| Problem requirements |
Give the number of lines in the data that hold the string "以其无礼于晋". Nothing else is needed.

▼

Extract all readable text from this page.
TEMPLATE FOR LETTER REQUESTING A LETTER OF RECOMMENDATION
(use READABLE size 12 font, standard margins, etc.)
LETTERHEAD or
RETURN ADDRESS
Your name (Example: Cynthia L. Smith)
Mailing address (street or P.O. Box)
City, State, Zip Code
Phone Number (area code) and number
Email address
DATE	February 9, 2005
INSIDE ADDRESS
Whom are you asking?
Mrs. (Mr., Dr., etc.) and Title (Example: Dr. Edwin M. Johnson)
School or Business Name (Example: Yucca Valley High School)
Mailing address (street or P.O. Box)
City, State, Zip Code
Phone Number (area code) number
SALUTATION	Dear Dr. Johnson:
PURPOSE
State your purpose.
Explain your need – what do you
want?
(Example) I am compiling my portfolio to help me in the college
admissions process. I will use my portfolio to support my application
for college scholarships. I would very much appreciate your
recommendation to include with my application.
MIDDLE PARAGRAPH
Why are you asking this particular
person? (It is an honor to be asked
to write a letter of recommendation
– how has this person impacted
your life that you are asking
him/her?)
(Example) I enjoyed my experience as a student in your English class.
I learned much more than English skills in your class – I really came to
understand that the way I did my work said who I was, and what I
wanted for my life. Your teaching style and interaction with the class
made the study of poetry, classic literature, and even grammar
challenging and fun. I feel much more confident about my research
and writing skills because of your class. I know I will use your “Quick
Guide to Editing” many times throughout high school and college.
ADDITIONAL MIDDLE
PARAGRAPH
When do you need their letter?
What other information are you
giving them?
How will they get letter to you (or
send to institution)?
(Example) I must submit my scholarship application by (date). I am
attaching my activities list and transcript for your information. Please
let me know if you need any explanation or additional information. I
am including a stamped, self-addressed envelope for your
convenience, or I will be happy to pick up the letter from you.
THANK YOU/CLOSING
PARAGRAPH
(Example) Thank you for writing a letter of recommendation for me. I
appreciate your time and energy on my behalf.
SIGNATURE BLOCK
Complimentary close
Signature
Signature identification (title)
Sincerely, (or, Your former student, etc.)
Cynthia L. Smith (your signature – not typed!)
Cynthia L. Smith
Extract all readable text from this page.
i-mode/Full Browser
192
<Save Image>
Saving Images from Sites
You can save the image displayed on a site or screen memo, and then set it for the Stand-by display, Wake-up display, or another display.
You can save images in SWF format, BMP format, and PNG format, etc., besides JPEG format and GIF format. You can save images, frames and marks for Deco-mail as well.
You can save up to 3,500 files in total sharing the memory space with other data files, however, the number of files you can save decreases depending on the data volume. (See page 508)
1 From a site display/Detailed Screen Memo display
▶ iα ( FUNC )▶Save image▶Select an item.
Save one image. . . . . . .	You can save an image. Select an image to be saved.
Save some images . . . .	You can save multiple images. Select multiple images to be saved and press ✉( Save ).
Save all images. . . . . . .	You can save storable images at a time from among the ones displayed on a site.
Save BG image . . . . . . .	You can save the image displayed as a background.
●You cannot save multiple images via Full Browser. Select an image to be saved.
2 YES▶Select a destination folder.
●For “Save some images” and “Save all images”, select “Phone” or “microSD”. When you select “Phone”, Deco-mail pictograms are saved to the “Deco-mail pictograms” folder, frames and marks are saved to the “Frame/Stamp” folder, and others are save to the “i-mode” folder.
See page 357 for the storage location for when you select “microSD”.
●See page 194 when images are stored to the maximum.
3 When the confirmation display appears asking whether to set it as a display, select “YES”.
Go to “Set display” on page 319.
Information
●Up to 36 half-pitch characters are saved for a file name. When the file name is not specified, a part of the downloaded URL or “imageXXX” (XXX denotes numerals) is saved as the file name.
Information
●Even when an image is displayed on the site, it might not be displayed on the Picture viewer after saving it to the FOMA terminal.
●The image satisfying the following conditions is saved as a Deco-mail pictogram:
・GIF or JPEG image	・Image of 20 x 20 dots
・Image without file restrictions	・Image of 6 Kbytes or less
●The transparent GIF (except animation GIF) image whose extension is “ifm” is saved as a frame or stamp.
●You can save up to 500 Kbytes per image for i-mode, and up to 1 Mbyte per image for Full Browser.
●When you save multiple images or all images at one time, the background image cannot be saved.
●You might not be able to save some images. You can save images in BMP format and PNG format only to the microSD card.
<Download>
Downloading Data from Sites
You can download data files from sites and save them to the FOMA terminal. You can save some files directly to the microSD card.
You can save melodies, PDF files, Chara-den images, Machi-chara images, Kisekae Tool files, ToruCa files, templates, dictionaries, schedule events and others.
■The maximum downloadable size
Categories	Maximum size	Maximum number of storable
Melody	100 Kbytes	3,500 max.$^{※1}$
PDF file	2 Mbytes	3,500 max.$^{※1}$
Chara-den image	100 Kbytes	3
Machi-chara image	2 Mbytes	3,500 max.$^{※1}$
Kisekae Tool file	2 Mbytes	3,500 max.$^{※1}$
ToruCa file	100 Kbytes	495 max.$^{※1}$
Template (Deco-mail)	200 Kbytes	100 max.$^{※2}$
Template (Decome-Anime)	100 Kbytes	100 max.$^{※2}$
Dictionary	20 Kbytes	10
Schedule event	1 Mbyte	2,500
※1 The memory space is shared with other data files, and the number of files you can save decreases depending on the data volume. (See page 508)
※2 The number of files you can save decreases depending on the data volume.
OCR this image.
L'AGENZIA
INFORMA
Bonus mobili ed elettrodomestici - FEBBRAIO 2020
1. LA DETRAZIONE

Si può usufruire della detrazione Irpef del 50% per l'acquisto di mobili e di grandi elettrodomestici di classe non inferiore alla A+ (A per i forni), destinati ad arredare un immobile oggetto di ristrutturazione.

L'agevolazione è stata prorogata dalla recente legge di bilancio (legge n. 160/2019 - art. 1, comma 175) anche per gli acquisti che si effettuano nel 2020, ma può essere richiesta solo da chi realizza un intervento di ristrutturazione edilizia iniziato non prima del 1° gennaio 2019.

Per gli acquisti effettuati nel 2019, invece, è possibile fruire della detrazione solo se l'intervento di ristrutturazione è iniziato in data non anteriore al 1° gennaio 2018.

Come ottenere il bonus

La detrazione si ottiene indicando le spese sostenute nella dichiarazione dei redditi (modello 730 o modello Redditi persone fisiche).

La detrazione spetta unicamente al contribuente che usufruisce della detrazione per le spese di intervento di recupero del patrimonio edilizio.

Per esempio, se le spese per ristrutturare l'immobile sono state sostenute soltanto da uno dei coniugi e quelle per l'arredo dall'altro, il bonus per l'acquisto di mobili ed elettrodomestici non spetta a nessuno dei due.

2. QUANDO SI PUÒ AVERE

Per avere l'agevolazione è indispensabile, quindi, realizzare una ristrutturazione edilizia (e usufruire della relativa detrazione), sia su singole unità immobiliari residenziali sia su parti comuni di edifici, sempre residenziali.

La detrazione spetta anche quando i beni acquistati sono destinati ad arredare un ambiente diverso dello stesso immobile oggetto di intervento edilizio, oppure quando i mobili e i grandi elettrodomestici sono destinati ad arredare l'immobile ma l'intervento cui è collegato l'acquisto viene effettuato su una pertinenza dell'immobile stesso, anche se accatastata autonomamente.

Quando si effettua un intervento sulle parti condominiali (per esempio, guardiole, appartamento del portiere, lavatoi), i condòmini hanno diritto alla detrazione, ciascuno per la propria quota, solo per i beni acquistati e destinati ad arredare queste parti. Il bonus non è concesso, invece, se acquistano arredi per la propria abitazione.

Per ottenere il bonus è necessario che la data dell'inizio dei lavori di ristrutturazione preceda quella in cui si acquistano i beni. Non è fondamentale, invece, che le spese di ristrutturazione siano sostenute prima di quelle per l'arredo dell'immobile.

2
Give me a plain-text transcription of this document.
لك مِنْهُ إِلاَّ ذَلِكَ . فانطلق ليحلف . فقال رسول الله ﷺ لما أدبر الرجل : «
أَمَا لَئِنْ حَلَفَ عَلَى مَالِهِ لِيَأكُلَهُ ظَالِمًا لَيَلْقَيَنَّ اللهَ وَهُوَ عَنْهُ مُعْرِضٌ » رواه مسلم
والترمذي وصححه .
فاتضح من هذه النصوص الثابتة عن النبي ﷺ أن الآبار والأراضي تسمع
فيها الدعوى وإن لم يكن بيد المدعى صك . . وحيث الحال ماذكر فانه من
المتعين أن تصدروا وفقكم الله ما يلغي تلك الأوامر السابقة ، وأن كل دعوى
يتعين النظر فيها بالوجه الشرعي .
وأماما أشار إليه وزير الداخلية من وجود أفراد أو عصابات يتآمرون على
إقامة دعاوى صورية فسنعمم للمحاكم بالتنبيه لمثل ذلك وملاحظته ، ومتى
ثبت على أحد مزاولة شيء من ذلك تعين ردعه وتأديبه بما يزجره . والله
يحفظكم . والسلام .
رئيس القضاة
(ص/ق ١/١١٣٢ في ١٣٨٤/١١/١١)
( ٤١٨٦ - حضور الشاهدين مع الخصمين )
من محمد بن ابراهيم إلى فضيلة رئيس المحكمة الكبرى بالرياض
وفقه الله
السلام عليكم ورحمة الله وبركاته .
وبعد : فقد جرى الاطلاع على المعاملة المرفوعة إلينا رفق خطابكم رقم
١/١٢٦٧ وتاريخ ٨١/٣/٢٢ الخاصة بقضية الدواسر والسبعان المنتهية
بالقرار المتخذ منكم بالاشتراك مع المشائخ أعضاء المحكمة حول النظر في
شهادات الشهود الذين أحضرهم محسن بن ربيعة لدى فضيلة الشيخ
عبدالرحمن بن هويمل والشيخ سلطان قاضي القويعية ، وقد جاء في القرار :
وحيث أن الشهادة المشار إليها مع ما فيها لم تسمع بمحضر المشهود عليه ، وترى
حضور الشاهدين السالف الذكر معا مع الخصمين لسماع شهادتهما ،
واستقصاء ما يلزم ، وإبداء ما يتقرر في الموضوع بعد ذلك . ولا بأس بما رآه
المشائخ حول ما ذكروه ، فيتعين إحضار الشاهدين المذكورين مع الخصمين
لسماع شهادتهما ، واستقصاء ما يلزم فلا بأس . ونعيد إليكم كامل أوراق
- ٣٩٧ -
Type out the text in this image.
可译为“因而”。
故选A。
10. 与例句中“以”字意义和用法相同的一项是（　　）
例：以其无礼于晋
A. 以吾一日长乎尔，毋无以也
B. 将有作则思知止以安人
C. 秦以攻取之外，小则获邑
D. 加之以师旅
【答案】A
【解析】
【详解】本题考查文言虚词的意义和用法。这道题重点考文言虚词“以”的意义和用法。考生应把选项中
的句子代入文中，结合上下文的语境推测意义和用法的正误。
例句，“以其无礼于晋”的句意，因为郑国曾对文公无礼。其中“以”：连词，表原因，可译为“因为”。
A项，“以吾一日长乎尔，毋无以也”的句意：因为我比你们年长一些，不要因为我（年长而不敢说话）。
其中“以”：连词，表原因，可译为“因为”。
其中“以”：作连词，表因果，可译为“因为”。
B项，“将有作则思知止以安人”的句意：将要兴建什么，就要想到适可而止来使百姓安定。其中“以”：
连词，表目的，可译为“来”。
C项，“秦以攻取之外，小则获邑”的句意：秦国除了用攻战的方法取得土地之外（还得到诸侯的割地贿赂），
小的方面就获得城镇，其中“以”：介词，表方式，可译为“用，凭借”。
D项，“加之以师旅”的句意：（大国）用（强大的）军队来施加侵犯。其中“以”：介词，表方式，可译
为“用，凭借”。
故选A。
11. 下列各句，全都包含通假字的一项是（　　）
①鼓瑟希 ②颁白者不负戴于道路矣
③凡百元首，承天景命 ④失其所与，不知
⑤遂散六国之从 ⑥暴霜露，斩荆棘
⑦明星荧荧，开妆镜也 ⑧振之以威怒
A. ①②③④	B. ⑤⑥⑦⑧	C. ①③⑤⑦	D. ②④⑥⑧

▲

| Output of the task |
2